— start of Given entries —

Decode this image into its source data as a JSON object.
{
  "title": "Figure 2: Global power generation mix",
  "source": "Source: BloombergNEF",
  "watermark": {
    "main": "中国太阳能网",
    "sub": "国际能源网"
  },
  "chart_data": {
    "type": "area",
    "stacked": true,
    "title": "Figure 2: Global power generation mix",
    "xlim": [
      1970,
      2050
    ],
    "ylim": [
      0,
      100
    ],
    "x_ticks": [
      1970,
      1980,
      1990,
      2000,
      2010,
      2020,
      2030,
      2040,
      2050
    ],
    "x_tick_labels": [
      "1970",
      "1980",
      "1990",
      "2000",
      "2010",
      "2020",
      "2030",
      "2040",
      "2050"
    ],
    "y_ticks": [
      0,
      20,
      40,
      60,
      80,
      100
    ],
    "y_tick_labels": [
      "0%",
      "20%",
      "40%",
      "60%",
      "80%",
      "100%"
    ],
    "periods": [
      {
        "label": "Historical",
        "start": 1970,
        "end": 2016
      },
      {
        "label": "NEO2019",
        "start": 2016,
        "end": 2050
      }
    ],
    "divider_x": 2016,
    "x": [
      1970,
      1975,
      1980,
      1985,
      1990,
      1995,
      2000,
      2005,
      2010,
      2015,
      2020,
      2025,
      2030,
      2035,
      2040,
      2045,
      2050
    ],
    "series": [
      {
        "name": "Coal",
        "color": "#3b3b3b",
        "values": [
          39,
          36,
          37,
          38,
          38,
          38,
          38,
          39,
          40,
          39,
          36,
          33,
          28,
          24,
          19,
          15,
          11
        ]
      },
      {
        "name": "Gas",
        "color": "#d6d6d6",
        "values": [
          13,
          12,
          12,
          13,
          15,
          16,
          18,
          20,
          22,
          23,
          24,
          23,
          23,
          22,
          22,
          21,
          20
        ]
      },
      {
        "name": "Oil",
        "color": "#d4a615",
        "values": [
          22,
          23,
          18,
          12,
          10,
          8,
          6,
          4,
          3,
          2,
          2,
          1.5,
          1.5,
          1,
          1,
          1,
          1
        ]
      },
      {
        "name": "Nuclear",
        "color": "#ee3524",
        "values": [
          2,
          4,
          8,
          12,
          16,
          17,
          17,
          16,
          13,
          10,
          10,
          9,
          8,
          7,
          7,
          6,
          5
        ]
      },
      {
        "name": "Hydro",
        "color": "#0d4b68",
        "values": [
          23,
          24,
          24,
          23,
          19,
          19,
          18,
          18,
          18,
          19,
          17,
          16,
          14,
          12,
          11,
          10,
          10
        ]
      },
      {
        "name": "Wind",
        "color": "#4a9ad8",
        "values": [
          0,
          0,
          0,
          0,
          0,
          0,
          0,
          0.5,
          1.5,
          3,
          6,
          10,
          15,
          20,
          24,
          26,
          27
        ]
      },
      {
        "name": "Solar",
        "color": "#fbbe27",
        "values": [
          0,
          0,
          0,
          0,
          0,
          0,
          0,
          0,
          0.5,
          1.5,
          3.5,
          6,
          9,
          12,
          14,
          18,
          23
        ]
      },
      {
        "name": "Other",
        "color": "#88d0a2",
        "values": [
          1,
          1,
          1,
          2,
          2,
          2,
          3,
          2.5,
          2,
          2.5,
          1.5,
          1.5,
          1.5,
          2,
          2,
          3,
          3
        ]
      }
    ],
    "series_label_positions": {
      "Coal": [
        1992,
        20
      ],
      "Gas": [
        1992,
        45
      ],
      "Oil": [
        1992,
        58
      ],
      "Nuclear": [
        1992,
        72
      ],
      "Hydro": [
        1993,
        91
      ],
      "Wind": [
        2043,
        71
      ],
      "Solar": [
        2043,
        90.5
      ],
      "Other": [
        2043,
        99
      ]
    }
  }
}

— end of Given entries —

Instructions for the task ::
Your answer should be a single number: the count of lines in the entries that contain the word "color".

The answer ::
8